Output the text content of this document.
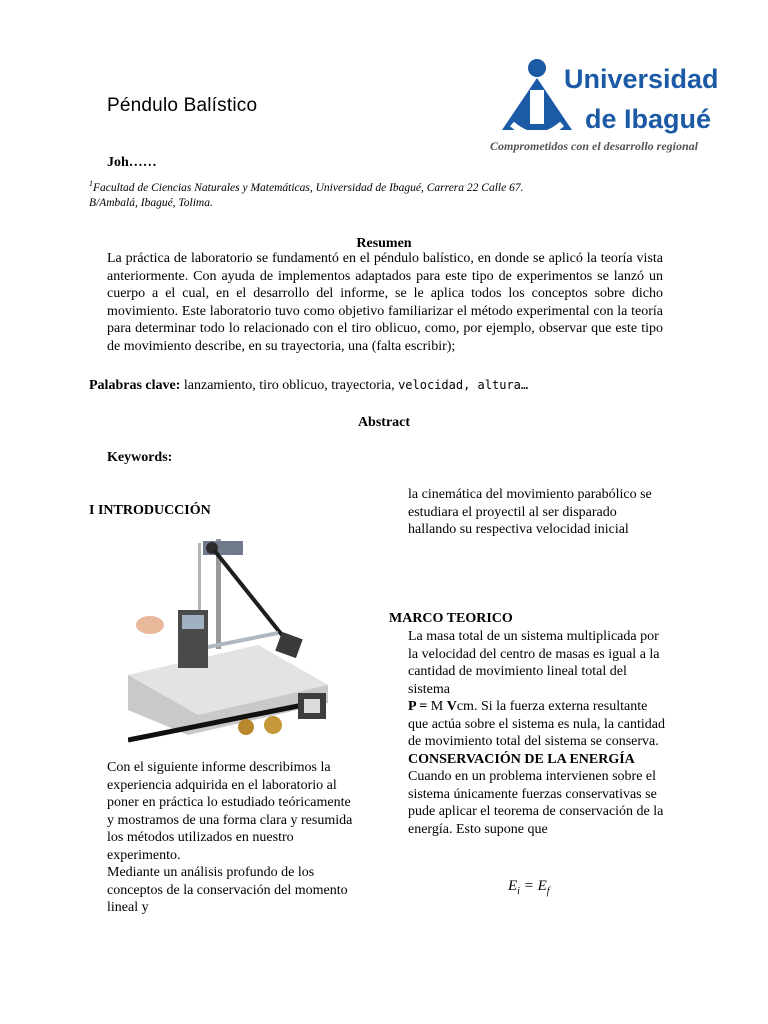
Péndulo Balístico
Universidad
de Ibagué
Comprometidos con el desarrollo regional
Joh……
$^1$Facultad de Ciencias Naturales y Matemáticas, Universidad de Ibagué, Carrera 22 Calle 67.
B/Ambalá, Ibagué, Tolima.
Resumen
La práctica de laboratorio se fundamentó en el péndulo balístico, en donde se aplicó la teoría vista anteriormente. Con ayuda de implementos adaptados para este tipo de experimentos se lanzó un cuerpo a el cual, en el desarrollo del informe, se le aplica todos los conceptos sobre dicho movimiento. Este laboratorio tuvo como objetivo familiarizar el método experimental con la teoría para determinar todo lo relacionado con el tiro oblicuo, como, por ejemplo, observar que este tipo de movimiento describe, en su trayectoria, una (falta escribir);
Palabras clave: lanzamiento, tiro oblicuo, trayectoria, velocidad, altura…
Abstract
Keywords:
I INTRODUCCIÓN
la cinemática del movimiento parabólico se estudiara el proyectil al ser disparado hallando su respectiva velocidad inicial
Con el siguiente informe describimos la experiencia adquirida en el laboratorio al poner en práctica lo estudiado teóricamente y mostramos de una forma clara y resumida los métodos utilizados en nuestro experimento.
Mediante un análisis profundo de los conceptos de la conservación del momento lineal y
MARCO TEORICO
La masa total de un sistema multiplicada por la velocidad del centro de masas es igual a la cantidad de movimiento lineal total del sistema
P = M Vcm. Si la fuerza externa resultante que actúa sobre el sistema es nula, la cantidad de movimiento total del sistema se conserva.
CONSERVACIÓN DE LA ENERGÍA
Cuando en un problema intervienen sobre el sistema únicamente fuerzas conservativas se pude aplicar el teorema de conservación de la energía. Esto supone que
$E_i = E_f$
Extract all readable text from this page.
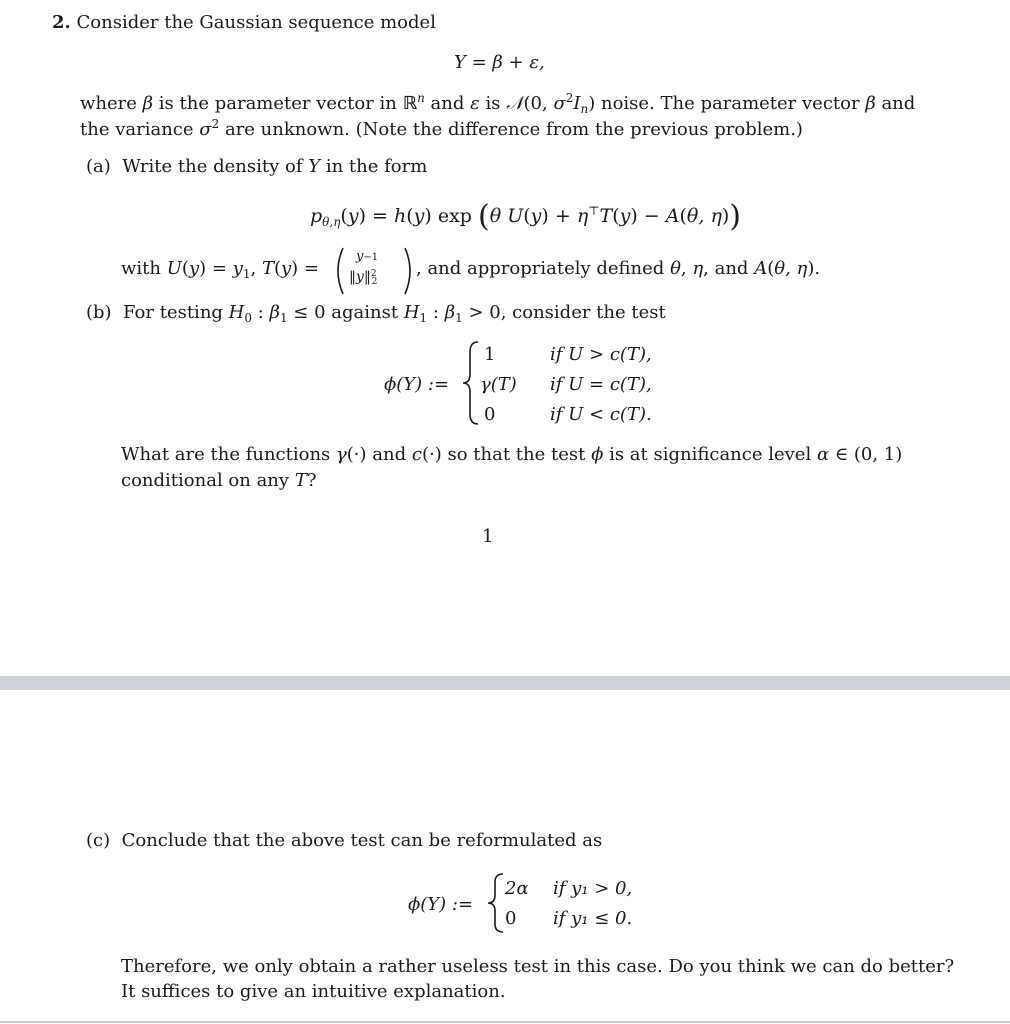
2. Consider the Gaussian sequence model
Y = β + ε,
where β is the parameter vector in ℝ$^n$ and ε is 𝒩(0, $\sigma^2I_n$) noise. The parameter vector β and
the variance $\sigma^2$ are unknown. (Note the difference from the previous problem.)
(a) Write the density of Y in the form
$p_{\theta,\eta}(y) = h(y)$ exp (θ U(y) + η⊤T(y) − A(θ, η))
with $U(y) = y_1$, T(y) =
y−1
‖y‖$^2_2$
, and appropriately defined θ, η, and A(θ, η).
(b) For testing $H_0$ : $\beta_1 \le 0$ against $H_1$ : $\beta_1 > 0$, consider the test
ϕ(Y) :=
1	if U > c(T),
γ(T) if U = c(T),
0	if U < c(T).
What are the functions γ(·) and c(·) so that the test ϕ is at significance level α ∈ (0, 1)
conditional on any T?
1
(c) Conclude that the above test can be reformulated as
ϕ(Y) :=
2α if y₁ > 0,
0 if y₁ ≤ 0.
Therefore, we only obtain a rather useless test in this case. Do you think we can do better?
It suffices to give an intuitive explanation.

..............................

▶ **Task statement**: All of the entries above should be copied exactly, except for the pictures.

▶ **Task solution**:
Output the text content of this document.
Péndulo Balístico
Universidad
de Ibagué
Comprometidos con el desarrollo regional
Joh……
$^1$Facultad de Ciencias Naturales y Matemáticas, Universidad de Ibagué, Carrera 22 Calle 67.
B/Ambalá, Ibagué, Tolima.
Resumen
La práctica de laboratorio se fundamentó en el péndulo balístico, en donde se aplicó la teoría vista anteriormente. Con ayuda de implementos adaptados para este tipo de experimentos se lanzó un cuerpo a el cual, en el desarrollo del informe, se le aplica todos los conceptos sobre dicho movimiento. Este laboratorio tuvo como objetivo familiarizar el método experimental con la teoría para determinar todo lo relacionado con el tiro oblicuo, como, por ejemplo, observar que este tipo de movimiento describe, en su trayectoria, una (falta escribir);
Palabras clave: lanzamiento, tiro oblicuo, trayectoria, velocidad, altura…
Abstract
Keywords:
I INTRODUCCIÓN
la cinemática del movimiento parabólico se estudiara el proyectil al ser disparado hallando su respectiva velocidad inicial
Con el siguiente informe describimos la experiencia adquirida en el laboratorio al poner en práctica lo estudiado teóricamente y mostramos de una forma clara y resumida los métodos utilizados en nuestro experimento.
Mediante un análisis profundo de los conceptos de la conservación del momento lineal y
MARCO TEORICO
La masa total de un sistema multiplicada por la velocidad del centro de masas es igual a la cantidad de movimiento lineal total del sistema
P = M Vcm. Si la fuerza externa resultante que actúa sobre el sistema es nula, la cantidad de movimiento total del sistema se conserva.
CONSERVACIÓN DE LA ENERGÍA
Cuando en un problema intervienen sobre el sistema únicamente fuerzas conservativas se pude aplicar el teorema de conservación de la energía. Esto supone que
$E_i = E_f$
Extract all readable text from this page.
2. Consider the Gaussian sequence model
Y = β + ε,
where β is the parameter vector in ℝ$^n$ and ε is 𝒩(0, $\sigma^2I_n$) noise. The parameter vector β and
the variance $\sigma^2$ are unknown. (Note the difference from the previous problem.)
(a) Write the density of Y in the form
$p_{\theta,\eta}(y) = h(y)$ exp (θ U(y) + η⊤T(y) − A(θ, η))
with $U(y) = y_1$, T(y) =
y−1
‖y‖$^2_2$
, and appropriately defined θ, η, and A(θ, η).
(b) For testing $H_0$ : $\beta_1 \le 0$ against $H_1$ : $\beta_1 > 0$, consider the test
ϕ(Y) :=
1	if U > c(T),
γ(T) if U = c(T),
0	if U < c(T).
What are the functions γ(·) and c(·) so that the test ϕ is at significance level α ∈ (0, 1)
conditional on any T?
1
(c) Conclude that the above test can be reformulated as
ϕ(Y) :=
2α if y₁ > 0,
0 if y₁ ≤ 0.
Therefore, we only obtain a rather useless test in this case. Do you think we can do better?
It suffices to give an intuitive explanation.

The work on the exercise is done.